### Required work
Each line below is to be written out in full, exactly as shown.

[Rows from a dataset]
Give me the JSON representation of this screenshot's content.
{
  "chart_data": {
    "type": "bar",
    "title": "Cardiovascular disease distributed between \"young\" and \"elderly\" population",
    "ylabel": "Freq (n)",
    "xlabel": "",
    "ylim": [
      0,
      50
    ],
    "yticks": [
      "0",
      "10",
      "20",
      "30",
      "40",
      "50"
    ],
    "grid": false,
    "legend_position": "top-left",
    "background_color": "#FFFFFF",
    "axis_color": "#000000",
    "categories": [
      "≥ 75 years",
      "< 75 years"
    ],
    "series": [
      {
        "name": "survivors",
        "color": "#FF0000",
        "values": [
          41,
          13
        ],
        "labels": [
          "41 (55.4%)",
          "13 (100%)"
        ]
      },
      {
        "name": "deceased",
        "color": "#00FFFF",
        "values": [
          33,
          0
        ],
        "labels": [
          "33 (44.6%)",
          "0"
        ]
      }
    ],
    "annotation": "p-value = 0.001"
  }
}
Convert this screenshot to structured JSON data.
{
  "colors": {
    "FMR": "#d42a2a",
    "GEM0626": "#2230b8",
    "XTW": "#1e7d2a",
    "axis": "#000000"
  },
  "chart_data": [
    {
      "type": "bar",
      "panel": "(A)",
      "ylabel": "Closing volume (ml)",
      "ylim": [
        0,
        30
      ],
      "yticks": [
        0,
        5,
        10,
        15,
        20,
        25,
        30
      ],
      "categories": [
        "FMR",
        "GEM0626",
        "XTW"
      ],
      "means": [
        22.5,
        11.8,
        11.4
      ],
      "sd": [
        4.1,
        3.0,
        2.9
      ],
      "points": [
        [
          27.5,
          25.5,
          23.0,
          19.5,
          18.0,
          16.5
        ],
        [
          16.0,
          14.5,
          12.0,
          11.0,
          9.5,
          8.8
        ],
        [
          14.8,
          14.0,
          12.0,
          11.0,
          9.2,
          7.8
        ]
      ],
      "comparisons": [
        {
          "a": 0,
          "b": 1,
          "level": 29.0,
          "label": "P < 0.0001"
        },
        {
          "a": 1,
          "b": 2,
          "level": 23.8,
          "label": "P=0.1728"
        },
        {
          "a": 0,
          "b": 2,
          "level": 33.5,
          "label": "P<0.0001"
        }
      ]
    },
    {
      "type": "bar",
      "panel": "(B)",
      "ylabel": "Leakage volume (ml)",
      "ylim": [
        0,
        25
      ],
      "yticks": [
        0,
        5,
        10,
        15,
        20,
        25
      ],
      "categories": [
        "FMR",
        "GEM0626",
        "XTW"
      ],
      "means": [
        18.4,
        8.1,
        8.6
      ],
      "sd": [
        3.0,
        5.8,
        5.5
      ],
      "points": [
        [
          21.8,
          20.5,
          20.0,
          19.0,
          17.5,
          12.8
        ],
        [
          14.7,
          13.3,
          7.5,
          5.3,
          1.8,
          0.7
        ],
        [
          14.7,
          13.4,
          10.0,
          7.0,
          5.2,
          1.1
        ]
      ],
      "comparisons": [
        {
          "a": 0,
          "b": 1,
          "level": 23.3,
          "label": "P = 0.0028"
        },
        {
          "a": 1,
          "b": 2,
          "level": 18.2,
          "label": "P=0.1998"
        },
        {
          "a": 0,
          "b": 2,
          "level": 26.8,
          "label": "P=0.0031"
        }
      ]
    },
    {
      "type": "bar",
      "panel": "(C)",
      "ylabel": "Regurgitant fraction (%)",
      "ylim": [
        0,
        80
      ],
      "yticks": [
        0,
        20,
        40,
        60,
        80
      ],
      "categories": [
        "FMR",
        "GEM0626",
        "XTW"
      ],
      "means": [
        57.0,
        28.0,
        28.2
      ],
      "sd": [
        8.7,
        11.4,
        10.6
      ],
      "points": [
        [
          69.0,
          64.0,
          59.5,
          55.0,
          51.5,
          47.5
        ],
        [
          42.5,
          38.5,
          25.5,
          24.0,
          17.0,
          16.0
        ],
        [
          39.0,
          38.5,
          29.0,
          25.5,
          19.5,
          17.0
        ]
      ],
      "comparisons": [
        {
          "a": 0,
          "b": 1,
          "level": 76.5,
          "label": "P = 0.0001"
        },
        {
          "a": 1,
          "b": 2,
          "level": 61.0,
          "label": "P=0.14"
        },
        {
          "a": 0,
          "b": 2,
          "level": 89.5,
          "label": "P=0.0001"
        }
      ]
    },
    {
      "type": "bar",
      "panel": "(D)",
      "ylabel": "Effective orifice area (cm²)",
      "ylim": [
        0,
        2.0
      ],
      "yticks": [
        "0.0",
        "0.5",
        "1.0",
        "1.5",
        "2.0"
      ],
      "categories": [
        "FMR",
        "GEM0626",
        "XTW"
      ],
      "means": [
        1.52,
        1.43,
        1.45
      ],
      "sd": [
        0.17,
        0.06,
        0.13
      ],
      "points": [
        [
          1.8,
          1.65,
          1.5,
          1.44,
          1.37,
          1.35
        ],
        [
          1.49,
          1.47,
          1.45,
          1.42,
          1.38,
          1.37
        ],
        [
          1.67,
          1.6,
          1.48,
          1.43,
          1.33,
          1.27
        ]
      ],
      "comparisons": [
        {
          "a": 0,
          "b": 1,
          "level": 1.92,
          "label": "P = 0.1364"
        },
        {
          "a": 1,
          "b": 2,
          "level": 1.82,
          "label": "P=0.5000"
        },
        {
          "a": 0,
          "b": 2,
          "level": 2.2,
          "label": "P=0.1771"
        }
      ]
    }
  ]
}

### Exercise result
Give me the JSON representation of this screenshot's content.
{
  "chart_data": {
    "type": "bar",
    "title": "Cardiovascular disease distributed between \"young\" and \"elderly\" population",
    "ylabel": "Freq (n)",
    "xlabel": "",
    "ylim": [
      0,
      50
    ],
    "yticks": [
      "0",
      "10",
      "20",
      "30",
      "40",
      "50"
    ],
    "grid": false,
    "legend_position": "top-left",
    "background_color": "#FFFFFF",
    "axis_color": "#000000",
    "categories": [
      "≥ 75 years",
      "< 75 years"
    ],
    "series": [
      {
        "name": "survivors",
        "color": "#FF0000",
        "values": [
          41,
          13
        ],
        "labels": [
          "41 (55.4%)",
          "13 (100%)"
        ]
      },
      {
        "name": "deceased",
        "color": "#00FFFF",
        "values": [
          33,
          0
        ],
        "labels": [
          "33 (44.6%)",
          "0"
        ]
      }
    ],
    "annotation": "p-value = 0.001"
  }
}
Convert this screenshot to structured JSON data.
{
  "colors": {
    "FMR": "#d42a2a",
    "GEM0626": "#2230b8",
    "XTW": "#1e7d2a",
    "axis": "#000000"
  },
  "chart_data": [
    {
      "type": "bar",
      "panel": "(A)",
      "ylabel": "Closing volume (ml)",
      "ylim": [
        0,
        30
      ],
      "yticks": [
        0,
        5,
        10,
        15,
        20,
        25,
        30
      ],
      "categories": [
        "FMR",
        "GEM0626",
        "XTW"
      ],
      "means": [
        22.5,
        11.8,
        11.4
      ],
      "sd": [
        4.1,
        3.0,
        2.9
      ],
      "points": [
        [
          27.5,
          25.5,
          23.0,
          19.5,
          18.0,
          16.5
        ],
        [
          16.0,
          14.5,
          12.0,
          11.0,
          9.5,
          8.8
        ],
        [
          14.8,
          14.0,
          12.0,
          11.0,
          9.2,
          7.8
        ]
      ],
      "comparisons": [
        {
          "a": 0,
          "b": 1,
          "level": 29.0,
          "label": "P < 0.0001"
        },
        {
          "a": 1,
          "b": 2,
          "level": 23.8,
          "label": "P=0.1728"
        },
        {
          "a": 0,
          "b": 2,
          "level": 33.5,
          "label": "P<0.0001"
        }
      ]
    },
    {
      "type": "bar",
      "panel": "(B)",
      "ylabel": "Leakage volume (ml)",
      "ylim": [
        0,
        25
      ],
      "yticks": [
        0,
        5,
        10,
        15,
        20,
        25
      ],
      "categories": [
        "FMR",
        "GEM0626",
        "XTW"
      ],
      "means": [
        18.4,
        8.1,
        8.6
      ],
      "sd": [
        3.0,
        5.8,
        5.5
      ],
      "points": [
        [
          21.8,
          20.5,
          20.0,
          19.0,
          17.5,
          12.8
        ],
        [
          14.7,
          13.3,
          7.5,
          5.3,
          1.8,
          0.7
        ],
        [
          14.7,
          13.4,
          10.0,
          7.0,
          5.2,
          1.1
        ]
      ],
      "comparisons": [
        {
          "a": 0,
          "b": 1,
          "level": 23.3,
          "label": "P = 0.0028"
        },
        {
          "a": 1,
          "b": 2,
          "level": 18.2,
          "label": "P=0.1998"
        },
        {
          "a": 0,
          "b": 2,
          "level": 26.8,
          "label": "P=0.0031"
        }
      ]
    },
    {
      "type": "bar",
      "panel": "(C)",
      "ylabel": "Regurgitant fraction (%)",
      "ylim": [
        0,
        80
      ],
      "yticks": [
        0,
        20,
        40,
        60,
        80
      ],
      "categories": [
        "FMR",
        "GEM0626",
        "XTW"
      ],
      "means": [
        57.0,
        28.0,
        28.2
      ],
      "sd": [
        8.7,
        11.4,
        10.6
      ],
      "points": [
        [
          69.0,
          64.0,
          59.5,
          55.0,
          51.5,
          47.5
        ],
        [
          42.5,
          38.5,
          25.5,
          24.0,
          17.0,
          16.0
        ],
        [
          39.0,
          38.5,
          29.0,
          25.5,
          19.5,
          17.0
        ]
      ],
      "comparisons": [
        {
          "a": 0,
          "b": 1,
          "level": 76.5,
          "label": "P = 0.0001"
        },
        {
          "a": 1,
          "b": 2,
          "level": 61.0,
          "label": "P=0.14"
        },
        {
          "a": 0,
          "b": 2,
          "level": 89.5,
          "label": "P=0.0001"
        }
      ]
    },
    {
      "type": "bar",
      "panel": "(D)",
      "ylabel": "Effective orifice area (cm²)",
      "ylim": [
        0,
        2.0
      ],
      "yticks": [
        "0.0",
        "0.5",
        "1.0",
        "1.5",
        "2.0"
      ],
      "categories": [
        "FMR",
        "GEM0626",
        "XTW"
      ],
      "means": [
        1.52,
        1.43,
        1.45
      ],
      "sd": [
        0.17,
        0.06,
        0.13
      ],
      "points": [
        [
          1.8,
          1.65,
          1.5,
          1.44,
          1.37,
          1.35
        ],
        [
          1.49,
          1.47,
          1.45,
          1.42,
          1.38,
          1.37
        ],
        [
          1.67,
          1.6,
          1.48,
          1.43,
          1.33,
          1.27
        ]
      ],
      "comparisons": [
        {
          "a": 0,
          "b": 1,
          "level": 1.92,
          "label": "P = 0.1364"
        },
        {
          "a": 1,
          "b": 2,
          "level": 1.82,
          "label": "P=0.5000"
        },
        {
          "a": 0,
          "b": 2,
          "level": 2.2,
          "label": "P=0.1771"
        }
      ]
    }
  ]
}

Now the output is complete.